Locate the string "stacked" in the listing below. Copy every line where it is found.

──────── EXERCISE INPUT ────────

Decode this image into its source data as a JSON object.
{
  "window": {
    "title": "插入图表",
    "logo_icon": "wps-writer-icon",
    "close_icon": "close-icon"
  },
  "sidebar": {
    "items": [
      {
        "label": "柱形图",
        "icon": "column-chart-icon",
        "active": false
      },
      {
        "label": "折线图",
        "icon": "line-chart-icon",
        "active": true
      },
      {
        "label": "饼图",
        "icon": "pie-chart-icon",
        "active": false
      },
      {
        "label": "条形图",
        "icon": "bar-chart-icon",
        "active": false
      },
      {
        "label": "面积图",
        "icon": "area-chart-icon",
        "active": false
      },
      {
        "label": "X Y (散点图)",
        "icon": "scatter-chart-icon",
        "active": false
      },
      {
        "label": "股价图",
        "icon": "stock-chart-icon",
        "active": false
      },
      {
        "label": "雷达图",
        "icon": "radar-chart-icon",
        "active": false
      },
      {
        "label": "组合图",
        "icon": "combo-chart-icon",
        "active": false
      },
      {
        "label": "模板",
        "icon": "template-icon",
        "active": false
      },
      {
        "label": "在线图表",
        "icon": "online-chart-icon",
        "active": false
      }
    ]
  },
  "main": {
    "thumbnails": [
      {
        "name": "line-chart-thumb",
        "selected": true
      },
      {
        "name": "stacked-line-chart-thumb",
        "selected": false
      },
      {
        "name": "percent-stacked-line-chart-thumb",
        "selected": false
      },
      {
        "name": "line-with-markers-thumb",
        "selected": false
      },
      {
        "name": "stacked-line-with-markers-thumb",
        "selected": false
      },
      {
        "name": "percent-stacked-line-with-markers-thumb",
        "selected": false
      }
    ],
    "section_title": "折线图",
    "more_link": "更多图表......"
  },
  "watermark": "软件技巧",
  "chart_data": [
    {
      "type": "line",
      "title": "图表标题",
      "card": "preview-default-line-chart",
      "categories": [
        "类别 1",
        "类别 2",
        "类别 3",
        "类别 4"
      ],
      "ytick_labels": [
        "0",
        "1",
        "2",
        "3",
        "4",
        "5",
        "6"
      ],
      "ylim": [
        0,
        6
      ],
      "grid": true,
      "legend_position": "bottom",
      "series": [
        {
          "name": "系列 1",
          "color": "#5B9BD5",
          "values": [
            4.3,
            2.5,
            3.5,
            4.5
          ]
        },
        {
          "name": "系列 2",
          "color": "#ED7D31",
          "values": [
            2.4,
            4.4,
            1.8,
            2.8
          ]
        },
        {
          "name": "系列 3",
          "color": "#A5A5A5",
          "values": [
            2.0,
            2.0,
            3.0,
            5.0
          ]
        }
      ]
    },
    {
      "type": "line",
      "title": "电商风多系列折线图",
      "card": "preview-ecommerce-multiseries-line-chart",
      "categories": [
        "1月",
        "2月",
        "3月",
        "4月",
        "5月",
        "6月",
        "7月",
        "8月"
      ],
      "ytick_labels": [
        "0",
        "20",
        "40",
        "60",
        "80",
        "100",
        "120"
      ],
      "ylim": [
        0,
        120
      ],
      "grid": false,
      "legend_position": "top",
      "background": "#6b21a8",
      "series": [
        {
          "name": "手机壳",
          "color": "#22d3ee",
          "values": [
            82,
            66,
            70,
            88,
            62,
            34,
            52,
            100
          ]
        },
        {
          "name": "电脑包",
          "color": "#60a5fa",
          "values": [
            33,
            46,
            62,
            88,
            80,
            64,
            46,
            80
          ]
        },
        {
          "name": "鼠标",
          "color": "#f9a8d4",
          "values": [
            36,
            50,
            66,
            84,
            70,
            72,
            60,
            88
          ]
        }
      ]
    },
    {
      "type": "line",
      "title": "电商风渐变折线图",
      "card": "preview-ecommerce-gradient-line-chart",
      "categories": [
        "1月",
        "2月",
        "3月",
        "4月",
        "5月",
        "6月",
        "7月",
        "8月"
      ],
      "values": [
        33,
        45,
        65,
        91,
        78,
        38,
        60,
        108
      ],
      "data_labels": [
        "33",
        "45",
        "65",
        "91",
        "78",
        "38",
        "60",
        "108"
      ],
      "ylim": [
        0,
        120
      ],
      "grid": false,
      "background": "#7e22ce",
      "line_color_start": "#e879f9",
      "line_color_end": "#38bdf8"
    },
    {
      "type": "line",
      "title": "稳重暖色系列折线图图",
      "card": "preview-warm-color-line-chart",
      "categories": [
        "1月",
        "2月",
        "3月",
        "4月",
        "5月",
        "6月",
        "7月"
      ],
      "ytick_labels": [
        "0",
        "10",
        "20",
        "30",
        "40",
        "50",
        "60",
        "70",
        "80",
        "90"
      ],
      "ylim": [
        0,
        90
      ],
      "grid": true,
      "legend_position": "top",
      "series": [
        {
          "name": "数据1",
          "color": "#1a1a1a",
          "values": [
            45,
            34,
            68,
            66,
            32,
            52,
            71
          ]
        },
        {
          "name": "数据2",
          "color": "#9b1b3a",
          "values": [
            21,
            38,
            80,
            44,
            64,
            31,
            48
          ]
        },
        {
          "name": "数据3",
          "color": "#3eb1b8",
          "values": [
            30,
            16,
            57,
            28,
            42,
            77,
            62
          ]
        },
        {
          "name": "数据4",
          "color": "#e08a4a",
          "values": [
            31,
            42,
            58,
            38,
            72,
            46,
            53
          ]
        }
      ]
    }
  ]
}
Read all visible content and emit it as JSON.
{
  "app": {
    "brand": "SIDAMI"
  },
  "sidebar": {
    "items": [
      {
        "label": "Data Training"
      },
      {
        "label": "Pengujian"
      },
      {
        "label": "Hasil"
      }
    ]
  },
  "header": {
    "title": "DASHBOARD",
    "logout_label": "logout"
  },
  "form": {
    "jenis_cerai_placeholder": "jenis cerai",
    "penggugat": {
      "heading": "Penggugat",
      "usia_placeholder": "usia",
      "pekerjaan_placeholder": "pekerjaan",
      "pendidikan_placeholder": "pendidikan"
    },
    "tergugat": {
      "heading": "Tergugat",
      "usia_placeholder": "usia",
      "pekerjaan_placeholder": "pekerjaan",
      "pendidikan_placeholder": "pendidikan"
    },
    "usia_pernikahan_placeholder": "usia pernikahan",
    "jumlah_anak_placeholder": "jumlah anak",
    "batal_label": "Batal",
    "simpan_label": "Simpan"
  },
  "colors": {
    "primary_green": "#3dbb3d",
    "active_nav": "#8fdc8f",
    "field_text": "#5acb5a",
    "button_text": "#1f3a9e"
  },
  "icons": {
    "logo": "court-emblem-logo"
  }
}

────────

=== FULL SOLUTION ===
        "name": "stacked-line-chart-thumb",
        "name": "percent-stacked-line-chart-thumb",
        "name": "stacked-line-with-markers-thumb",
        "name": "percent-stacked-line-with-markers-thumb",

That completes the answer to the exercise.